- **Exercise details**: Please give the listing again in its entirety, exactly as written.

- **Records excerpted from a collection**:
══════════
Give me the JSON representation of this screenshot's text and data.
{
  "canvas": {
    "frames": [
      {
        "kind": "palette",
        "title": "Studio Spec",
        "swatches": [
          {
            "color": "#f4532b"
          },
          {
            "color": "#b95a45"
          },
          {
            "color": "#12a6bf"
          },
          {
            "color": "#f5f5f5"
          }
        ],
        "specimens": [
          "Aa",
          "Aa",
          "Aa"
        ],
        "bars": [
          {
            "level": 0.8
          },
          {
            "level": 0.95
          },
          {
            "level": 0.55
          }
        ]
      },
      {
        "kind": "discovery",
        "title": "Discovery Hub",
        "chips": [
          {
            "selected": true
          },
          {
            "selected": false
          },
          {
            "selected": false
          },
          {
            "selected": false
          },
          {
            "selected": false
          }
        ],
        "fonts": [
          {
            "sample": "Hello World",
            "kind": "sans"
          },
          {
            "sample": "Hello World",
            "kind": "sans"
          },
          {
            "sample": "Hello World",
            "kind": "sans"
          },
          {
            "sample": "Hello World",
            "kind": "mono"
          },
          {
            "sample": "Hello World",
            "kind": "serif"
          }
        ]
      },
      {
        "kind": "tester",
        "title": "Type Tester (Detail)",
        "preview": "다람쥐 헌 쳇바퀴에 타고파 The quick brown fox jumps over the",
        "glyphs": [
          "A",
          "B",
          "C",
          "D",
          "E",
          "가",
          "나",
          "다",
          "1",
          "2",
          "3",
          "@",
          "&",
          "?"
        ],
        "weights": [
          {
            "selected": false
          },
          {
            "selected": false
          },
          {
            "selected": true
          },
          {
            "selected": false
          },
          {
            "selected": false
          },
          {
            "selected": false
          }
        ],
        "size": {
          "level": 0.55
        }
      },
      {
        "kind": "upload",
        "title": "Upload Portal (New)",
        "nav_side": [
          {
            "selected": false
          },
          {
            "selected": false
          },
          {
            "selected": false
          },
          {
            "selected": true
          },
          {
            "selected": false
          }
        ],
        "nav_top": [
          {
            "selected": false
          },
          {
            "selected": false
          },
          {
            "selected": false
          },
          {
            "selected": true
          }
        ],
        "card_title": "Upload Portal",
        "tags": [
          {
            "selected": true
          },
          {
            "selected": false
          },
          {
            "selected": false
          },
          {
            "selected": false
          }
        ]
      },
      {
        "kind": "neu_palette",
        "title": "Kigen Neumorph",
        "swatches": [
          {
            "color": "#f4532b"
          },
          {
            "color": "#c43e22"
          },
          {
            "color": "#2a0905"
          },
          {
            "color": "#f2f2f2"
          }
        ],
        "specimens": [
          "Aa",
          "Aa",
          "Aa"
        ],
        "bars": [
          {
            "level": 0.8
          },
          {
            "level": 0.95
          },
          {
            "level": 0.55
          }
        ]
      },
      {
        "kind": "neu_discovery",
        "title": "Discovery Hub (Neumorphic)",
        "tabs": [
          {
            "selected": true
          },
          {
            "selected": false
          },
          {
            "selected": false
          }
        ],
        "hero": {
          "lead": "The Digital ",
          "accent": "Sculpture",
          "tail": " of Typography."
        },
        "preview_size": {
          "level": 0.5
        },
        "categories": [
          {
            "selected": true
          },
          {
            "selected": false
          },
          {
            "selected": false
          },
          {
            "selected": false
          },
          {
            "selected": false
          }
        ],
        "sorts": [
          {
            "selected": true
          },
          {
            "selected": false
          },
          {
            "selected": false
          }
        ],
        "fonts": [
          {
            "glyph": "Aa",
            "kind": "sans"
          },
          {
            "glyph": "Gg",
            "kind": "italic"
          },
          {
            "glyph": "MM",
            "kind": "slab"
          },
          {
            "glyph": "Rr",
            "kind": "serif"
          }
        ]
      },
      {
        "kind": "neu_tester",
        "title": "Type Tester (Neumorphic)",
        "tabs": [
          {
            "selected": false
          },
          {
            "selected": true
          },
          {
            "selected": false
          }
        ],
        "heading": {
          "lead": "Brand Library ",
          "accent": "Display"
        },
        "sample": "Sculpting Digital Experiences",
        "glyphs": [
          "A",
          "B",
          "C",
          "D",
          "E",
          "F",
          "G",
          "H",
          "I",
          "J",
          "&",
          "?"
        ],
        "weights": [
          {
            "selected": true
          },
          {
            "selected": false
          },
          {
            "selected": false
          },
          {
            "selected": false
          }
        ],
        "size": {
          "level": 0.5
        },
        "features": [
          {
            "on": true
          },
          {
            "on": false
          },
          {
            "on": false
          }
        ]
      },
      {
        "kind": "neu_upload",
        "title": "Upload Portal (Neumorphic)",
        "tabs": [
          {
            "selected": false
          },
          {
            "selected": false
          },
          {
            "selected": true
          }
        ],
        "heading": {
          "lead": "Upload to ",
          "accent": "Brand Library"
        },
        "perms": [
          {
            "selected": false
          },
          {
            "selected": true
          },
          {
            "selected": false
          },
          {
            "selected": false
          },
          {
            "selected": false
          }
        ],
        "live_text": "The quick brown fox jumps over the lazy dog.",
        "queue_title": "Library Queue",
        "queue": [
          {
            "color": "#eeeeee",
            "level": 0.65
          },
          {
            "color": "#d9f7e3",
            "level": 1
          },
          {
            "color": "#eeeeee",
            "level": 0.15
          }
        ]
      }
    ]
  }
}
══════════
- **Completed task**:
Give me the JSON representation of this screenshot's text and data.
{
  "canvas": {
    "frames": [
      {
        "kind": "palette",
        "title": "Studio Spec",
        "swatches": [
          {
            "color": "#f4532b"
          },
          {
            "color": "#b95a45"
          },
          {
            "color": "#12a6bf"
          },
          {
            "color": "#f5f5f5"
          }
        ],
        "specimens": [
          "Aa",
          "Aa",
          "Aa"
        ],
        "bars": [
          {
            "level": 0.8
          },
          {
            "level": 0.95
          },
          {
            "level": 0.55
          }
        ]
      },
      {
        "kind": "discovery",
        "title": "Discovery Hub",
        "chips": [
          {
            "selected": true
          },
          {
            "selected": false
          },
          {
            "selected": false
          },
          {
            "selected": false
          },
          {
            "selected": false
          }
        ],
        "fonts": [
          {
            "sample": "Hello World",
            "kind": "sans"
          },
          {
            "sample": "Hello World",
            "kind": "sans"
          },
          {
            "sample": "Hello World",
            "kind": "sans"
          },
          {
            "sample": "Hello World",
            "kind": "mono"
          },
          {
            "sample": "Hello World",
            "kind": "serif"
          }
        ]
      },
      {
        "kind": "tester",
        "title": "Type Tester (Detail)",
        "preview": "다람쥐 헌 쳇바퀴에 타고파 The quick brown fox jumps over the",
        "glyphs": [
          "A",
          "B",
          "C",
          "D",
          "E",
          "가",
          "나",
          "다",
          "1",
          "2",
          "3",
          "@",
          "&",
          "?"
        ],
        "weights": [
          {
            "selected": false
          },
          {
            "selected": false
          },
          {
            "selected": true
          },
          {
            "selected": false
          },
          {
            "selected": false
          },
          {
            "selected": false
          }
        ],
        "size": {
          "level": 0.55
        }
      },
      {
        "kind": "upload",
        "title": "Upload Portal (New)",
        "nav_side": [
          {
            "selected": false
          },
          {
            "selected": false
          },
          {
            "selected": false
          },
          {
            "selected": true
          },
          {
            "selected": false
          }
        ],
        "nav_top": [
          {
            "selected": false
          },
          {
            "selected": false
          },
          {
            "selected": false
          },
          {
            "selected": true
          }
        ],
        "card_title": "Upload Portal",
        "tags": [
          {
            "selected": true
          },
          {
            "selected": false
          },
          {
            "selected": false
          },
          {
            "selected": false
          }
        ]
      },
      {
        "kind": "neu_palette",
        "title": "Kigen Neumorph",
        "swatches": [
          {
            "color": "#f4532b"
          },
          {
            "color": "#c43e22"
          },
          {
            "color": "#2a0905"
          },
          {
            "color": "#f2f2f2"
          }
        ],
        "specimens": [
          "Aa",
          "Aa",
          "Aa"
        ],
        "bars": [
          {
            "level": 0.8
          },
          {
            "level": 0.95
          },
          {
            "level": 0.55
          }
        ]
      },
      {
        "kind": "neu_discovery",
        "title": "Discovery Hub (Neumorphic)",
        "tabs": [
          {
            "selected": true
          },
          {
            "selected": false
          },
          {
            "selected": false
          }
        ],
        "hero": {
          "lead": "The Digital ",
          "accent": "Sculpture",
          "tail": " of Typography."
        },
        "preview_size": {
          "level": 0.5
        },
        "categories": [
          {
            "selected": true
          },
          {
            "selected": false
          },
          {
            "selected": false
          },
          {
            "selected": false
          },
          {
            "selected": false
          }
        ],
        "sorts": [
          {
            "selected": true
          },
          {
            "selected": false
          },
          {
            "selected": false
          }
        ],
        "fonts": [
          {
            "glyph": "Aa",
            "kind": "sans"
          },
          {
            "glyph": "Gg",
            "kind": "italic"
          },
          {
            "glyph": "MM",
            "kind": "slab"
          },
          {
            "glyph": "Rr",
            "kind": "serif"
          }
        ]
      },
      {
        "kind": "neu_tester",
        "title": "Type Tester (Neumorphic)",
        "tabs": [
          {
            "selected": false
          },
          {
            "selected": true
          },
          {
            "selected": false
          }
        ],
        "heading": {
          "lead": "Brand Library ",
          "accent": "Display"
        },
        "sample": "Sculpting Digital Experiences",
        "glyphs": [
          "A",
          "B",
          "C",
          "D",
          "E",
          "F",
          "G",
          "H",
          "I",
          "J",
          "&",
          "?"
        ],
        "weights": [
          {
            "selected": true
          },
          {
            "selected": false
          },
          {
            "selected": false
          },
          {
            "selected": false
          }
        ],
        "size": {
          "level": 0.5
        },
        "features": [
          {
            "on": true
          },
          {
            "on": false
          },
          {
            "on": false
          }
        ]
      },
      {
        "kind": "neu_upload",
        "title": "Upload Portal (Neumorphic)",
        "tabs": [
          {
            "selected": false
          },
          {
            "selected": false
          },
          {
            "selected": true
          }
        ],
        "heading": {
          "lead": "Upload to ",
          "accent": "Brand Library"
        },
        "perms": [
          {
            "selected": false
          },
          {
            "selected": true
          },
          {
            "selected": false
          },
          {
            "selected": false
          },
          {
            "selected": false
          }
        ],
        "live_text": "The quick brown fox jumps over the lazy dog.",
        "queue_title": "Library Queue",
        "queue": [
          {
            "color": "#eeeeee",
            "level": 0.65
          },
          {
            "color": "#d9f7e3",
            "level": 1
          },
          {
            "color": "#eeeeee",
            "level": 0.15
          }
        ]
      }
    ]
  }
}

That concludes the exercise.